**Strona:**
- - - - - - -

Pamiętam jak rok temu miałem dużo obaw i wątpliwości przed tym co przyniesie rok 2017. Jak zwykle jednak życie zaskoczyło mnie pozytywnie i jest wiele do wspominania. Okazało się, że długi dystans rowerem można przejechać mniej boleśnie niż wcześniej mi się to wydawało, więc powstał ten blog. Najważniejsze wydarzenia mijającego roku zebrałem poniżej, a dodatkowo portal Strava przygotował bardzo ładną animację podsumowującą mój rok na sportowo.
Najważniejsze wydarzenia w poszczególnych miesiącach
Styczeń
W tym miesiącu zaczęły się moje regularne treningi na siłowni – zarówno trening ogólnorozwojowy oraz Spinning.
Luty
Nowa praca, która związana była także ze zmianą kwalifikacji zawodowych. Było dużo wątpliwości, ale opłaciło się (w jednym z aspektów okazało się to dopiero we wrześniu).
Był też pierwszy 3-godzinny maraton Spinningowy, po którym jeszcze bardziej polubiłem tę formę aktywności.
Kupiłem też pierwsze swoje buty SPD.
Maj
Pierwszy raz usłyszałem o maratonie Kaszebe Runda. Mimo chęci udziału, przekalkulowałem siły na zamiary i ostatecznie nie podjąłem tego wyzwania.
Zacząłem jednak regularnie dojeżdżać do pracy na swoim leciwym góralu. Rano wspomagałem się SKM-ką robiąc tylko 6 km rowerem, ale każde popołudnie pokonywałem 22 km. Był to jeden z moich małych sukcesów.
Lipiec
Pierwszy raz usłyszałem o maratonie Bałtyk-Bieszczady Tour. Zacząłem dość intensywnie zastanawiać się nad udziałem w tym wydarzeniu. I decyzja została podjęta – walczę! Tym samym postanowiłem założyć fanpage na Facebooku pod nazwą Długi Dystans Rowerem na którym zacząłem dzielić się swoimi doświadczeniami. Przy tej okazji będzie mi bardzo miło, jeśli polubisz moją stronę.

- - - - - - -

**Zbiór danych:**

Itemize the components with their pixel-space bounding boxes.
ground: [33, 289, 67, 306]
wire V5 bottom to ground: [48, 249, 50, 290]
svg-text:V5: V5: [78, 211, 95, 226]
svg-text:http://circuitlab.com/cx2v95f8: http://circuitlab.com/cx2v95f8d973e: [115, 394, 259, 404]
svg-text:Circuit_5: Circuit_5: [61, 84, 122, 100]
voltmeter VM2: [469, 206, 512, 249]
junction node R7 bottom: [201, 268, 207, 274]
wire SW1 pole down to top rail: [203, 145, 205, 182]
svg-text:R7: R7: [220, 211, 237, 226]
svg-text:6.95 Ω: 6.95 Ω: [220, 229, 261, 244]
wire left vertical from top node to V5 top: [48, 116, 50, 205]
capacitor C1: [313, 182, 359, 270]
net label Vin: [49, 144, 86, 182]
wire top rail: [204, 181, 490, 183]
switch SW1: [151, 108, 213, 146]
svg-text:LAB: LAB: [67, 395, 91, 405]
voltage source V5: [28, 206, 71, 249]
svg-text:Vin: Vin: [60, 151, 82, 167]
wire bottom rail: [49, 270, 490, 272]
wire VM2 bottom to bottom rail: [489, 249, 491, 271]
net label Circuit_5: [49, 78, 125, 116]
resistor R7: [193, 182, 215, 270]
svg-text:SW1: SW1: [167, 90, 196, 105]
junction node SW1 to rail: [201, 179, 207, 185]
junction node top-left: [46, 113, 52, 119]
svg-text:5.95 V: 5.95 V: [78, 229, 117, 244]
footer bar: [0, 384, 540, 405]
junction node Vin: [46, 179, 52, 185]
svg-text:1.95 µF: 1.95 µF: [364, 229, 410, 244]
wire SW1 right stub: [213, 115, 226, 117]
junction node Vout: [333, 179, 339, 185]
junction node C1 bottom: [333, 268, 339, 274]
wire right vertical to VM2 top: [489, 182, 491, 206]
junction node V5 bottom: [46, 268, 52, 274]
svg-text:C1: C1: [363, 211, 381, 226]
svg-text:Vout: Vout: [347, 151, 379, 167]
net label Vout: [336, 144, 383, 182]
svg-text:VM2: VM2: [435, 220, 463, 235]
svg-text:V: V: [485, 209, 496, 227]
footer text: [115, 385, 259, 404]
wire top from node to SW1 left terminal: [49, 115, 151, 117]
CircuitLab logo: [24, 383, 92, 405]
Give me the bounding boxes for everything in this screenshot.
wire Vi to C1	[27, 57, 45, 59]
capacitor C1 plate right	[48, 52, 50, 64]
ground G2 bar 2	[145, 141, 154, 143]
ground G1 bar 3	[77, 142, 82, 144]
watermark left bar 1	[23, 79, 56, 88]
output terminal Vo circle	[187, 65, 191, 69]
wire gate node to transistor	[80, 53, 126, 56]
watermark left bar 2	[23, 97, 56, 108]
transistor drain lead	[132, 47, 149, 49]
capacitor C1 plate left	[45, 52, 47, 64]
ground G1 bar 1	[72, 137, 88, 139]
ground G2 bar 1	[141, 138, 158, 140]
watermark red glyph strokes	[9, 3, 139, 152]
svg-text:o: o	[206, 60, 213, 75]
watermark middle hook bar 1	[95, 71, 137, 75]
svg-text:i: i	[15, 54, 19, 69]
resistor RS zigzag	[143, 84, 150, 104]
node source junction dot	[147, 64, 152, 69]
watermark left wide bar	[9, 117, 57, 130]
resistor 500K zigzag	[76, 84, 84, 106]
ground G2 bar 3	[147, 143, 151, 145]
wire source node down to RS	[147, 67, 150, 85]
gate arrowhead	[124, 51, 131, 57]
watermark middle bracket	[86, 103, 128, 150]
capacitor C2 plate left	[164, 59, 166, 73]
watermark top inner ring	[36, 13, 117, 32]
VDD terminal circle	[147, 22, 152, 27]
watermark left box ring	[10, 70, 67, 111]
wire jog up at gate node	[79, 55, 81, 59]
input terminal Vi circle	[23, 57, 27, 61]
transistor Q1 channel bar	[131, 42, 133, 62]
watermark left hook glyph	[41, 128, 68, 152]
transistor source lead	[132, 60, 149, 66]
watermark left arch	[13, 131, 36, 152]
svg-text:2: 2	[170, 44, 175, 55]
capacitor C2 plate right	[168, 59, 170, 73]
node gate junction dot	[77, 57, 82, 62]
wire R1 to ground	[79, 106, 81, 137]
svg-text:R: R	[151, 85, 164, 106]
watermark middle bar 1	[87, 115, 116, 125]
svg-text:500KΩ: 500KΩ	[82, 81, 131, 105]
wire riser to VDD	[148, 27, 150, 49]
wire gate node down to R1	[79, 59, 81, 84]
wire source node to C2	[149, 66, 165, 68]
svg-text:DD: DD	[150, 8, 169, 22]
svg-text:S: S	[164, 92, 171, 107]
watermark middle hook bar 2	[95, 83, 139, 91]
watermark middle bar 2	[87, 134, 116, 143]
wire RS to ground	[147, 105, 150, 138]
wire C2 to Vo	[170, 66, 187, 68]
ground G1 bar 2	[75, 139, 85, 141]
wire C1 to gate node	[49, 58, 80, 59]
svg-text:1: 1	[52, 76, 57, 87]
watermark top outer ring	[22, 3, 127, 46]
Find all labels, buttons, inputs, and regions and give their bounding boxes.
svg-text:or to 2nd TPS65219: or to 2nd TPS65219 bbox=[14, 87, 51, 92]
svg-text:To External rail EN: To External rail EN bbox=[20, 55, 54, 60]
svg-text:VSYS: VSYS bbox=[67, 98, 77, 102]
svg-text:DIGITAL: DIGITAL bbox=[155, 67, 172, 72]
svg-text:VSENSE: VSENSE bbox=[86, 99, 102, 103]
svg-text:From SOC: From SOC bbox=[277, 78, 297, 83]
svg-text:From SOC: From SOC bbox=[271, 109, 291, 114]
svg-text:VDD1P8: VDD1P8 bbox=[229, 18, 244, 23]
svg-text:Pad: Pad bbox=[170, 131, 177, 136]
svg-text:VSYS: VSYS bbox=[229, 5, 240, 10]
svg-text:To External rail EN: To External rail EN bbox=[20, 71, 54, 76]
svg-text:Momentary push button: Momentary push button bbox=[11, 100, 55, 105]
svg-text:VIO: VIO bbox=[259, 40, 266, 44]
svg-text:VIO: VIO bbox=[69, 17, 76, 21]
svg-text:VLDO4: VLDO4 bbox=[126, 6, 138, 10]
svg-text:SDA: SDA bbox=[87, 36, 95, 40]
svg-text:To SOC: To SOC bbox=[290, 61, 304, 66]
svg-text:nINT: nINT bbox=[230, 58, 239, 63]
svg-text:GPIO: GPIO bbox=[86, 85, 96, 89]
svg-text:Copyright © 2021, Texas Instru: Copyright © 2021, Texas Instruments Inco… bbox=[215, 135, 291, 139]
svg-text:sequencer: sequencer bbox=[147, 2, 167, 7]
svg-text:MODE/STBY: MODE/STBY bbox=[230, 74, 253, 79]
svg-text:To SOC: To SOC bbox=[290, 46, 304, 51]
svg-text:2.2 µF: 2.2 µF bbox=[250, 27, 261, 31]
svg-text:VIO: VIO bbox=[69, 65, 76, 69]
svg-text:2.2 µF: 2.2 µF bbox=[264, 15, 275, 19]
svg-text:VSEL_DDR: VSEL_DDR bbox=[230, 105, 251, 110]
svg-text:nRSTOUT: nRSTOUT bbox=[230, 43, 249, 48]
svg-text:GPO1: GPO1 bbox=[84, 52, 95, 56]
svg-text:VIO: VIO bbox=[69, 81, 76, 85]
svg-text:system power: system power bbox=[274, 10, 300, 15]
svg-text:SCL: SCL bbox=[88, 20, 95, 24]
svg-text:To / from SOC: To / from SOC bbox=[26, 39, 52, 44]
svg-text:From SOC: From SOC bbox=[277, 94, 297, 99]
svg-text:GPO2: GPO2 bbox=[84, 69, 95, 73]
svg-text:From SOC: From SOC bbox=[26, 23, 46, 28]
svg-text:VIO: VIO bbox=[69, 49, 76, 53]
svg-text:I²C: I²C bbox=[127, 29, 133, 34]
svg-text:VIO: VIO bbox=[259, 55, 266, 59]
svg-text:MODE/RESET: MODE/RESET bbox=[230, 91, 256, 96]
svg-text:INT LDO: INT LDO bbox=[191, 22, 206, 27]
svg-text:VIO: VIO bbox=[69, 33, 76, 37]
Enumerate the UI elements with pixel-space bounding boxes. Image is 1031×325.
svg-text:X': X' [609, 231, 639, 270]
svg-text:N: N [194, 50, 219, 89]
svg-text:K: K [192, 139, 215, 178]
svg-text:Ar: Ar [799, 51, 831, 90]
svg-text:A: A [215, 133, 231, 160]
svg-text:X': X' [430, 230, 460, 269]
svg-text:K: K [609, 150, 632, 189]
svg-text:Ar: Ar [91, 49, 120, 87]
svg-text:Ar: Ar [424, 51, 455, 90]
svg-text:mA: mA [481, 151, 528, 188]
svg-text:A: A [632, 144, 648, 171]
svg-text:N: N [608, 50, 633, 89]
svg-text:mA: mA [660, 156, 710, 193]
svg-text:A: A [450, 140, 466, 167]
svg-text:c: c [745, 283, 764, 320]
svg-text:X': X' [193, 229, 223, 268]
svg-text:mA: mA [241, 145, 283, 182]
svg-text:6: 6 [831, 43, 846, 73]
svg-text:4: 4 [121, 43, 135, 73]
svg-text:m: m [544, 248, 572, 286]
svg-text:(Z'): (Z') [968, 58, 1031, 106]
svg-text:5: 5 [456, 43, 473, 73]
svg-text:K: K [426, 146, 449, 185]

- - - - - - -

**Zadanie 1:**
Pod jaką nazwą powstał fanpage na Facebooku, o którym mowa we wpisie?
**Zadanie 2:**
Zamień „bottom rail” na „lower rail” w wierszach danych, od pierwszego wiersza aż do wiersza z „net label Circuit_5: [49, 78, 125, 116]” włącznie, resztę pozostaw bez zmian. Podaj tylko te wiersze.

**Wynik końcowy 1:**
Długi Dystans Rowerem.

**Wynik końcowy 2:**
Itemize the components with their pixel-space bounding boxes.
ground: [33, 289, 67, 306]
wire V5 bottom to ground: [48, 249, 50, 290]
svg-text:V5: V5: [78, 211, 95, 226]
svg-text:http://circuitlab.com/cx2v95f8: http://circuitlab.com/cx2v95f8d973e: [115, 394, 259, 404]
svg-text:Circuit_5: Circuit_5: [61, 84, 122, 100]
voltmeter VM2: [469, 206, 512, 249]
junction node R7 bottom: [201, 268, 207, 274]
wire SW1 pole down to top rail: [203, 145, 205, 182]
svg-text:R7: R7: [220, 211, 237, 226]
svg-text:6.95 Ω: 6.95 Ω: [220, 229, 261, 244]
wire left vertical from top node to V5 top: [48, 116, 50, 205]
capacitor C1: [313, 182, 359, 270]
net label Vin: [49, 144, 86, 182]
wire top rail: [204, 181, 490, 183]
switch SW1: [151, 108, 213, 146]
svg-text:LAB: LAB: [67, 395, 91, 405]
voltage source V5: [28, 206, 71, 249]
svg-text:Vin: Vin: [60, 151, 82, 167]
wire lower rail: [49, 270, 490, 272]
wire VM2 bottom to lower rail: [489, 249, 491, 271]
net label Circuit_5: [49, 78, 125, 116]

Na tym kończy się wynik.